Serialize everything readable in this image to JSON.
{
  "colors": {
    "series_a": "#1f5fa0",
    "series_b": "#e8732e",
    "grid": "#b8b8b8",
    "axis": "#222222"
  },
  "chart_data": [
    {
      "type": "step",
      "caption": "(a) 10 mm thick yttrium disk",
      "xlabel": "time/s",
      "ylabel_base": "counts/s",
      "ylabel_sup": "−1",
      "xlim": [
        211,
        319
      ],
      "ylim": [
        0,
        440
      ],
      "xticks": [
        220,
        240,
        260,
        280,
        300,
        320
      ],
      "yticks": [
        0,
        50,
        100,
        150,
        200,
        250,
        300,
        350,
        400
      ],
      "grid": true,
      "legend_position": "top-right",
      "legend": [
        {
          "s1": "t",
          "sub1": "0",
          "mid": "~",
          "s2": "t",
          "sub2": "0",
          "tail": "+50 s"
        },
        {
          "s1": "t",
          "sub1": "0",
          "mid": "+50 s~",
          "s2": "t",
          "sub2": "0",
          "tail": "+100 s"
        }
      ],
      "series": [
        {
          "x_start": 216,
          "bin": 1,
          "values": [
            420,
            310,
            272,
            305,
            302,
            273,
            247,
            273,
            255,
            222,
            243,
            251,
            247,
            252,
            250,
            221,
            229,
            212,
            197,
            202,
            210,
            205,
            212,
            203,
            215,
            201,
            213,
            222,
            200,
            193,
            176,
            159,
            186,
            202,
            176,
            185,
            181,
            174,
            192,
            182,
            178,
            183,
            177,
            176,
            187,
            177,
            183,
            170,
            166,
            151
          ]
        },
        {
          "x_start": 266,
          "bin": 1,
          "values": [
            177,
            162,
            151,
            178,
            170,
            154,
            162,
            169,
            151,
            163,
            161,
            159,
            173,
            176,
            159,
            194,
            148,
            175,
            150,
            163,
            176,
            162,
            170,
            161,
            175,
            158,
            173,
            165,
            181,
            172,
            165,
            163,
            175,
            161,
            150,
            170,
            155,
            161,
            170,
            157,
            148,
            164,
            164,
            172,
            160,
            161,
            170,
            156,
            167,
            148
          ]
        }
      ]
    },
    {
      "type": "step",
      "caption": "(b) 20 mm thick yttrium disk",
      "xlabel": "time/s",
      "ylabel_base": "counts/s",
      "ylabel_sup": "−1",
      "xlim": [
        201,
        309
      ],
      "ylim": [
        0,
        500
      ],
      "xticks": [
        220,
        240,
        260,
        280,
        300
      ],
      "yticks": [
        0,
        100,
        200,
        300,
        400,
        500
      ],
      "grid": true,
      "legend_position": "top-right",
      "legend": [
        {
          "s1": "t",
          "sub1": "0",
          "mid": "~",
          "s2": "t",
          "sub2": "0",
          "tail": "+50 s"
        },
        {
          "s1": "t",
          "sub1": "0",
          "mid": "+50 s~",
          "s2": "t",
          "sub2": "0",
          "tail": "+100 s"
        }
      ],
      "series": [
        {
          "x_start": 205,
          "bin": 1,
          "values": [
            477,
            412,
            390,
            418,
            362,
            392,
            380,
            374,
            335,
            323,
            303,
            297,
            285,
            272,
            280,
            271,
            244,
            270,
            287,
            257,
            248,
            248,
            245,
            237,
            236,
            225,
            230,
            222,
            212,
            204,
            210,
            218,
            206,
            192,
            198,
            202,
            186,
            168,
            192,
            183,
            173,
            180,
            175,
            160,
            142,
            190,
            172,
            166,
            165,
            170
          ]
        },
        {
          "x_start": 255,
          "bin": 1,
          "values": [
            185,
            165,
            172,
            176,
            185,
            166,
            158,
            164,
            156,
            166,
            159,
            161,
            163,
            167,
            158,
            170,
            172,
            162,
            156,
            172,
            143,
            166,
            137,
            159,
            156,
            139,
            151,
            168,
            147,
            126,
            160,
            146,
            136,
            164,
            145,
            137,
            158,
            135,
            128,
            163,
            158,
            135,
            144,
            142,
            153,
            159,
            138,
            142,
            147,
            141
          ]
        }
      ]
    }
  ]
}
# # # #
* THE TASK *
Of all the lines above, how many contain the word "thick"? Give the number and nothing else.

* THE REPLY *
2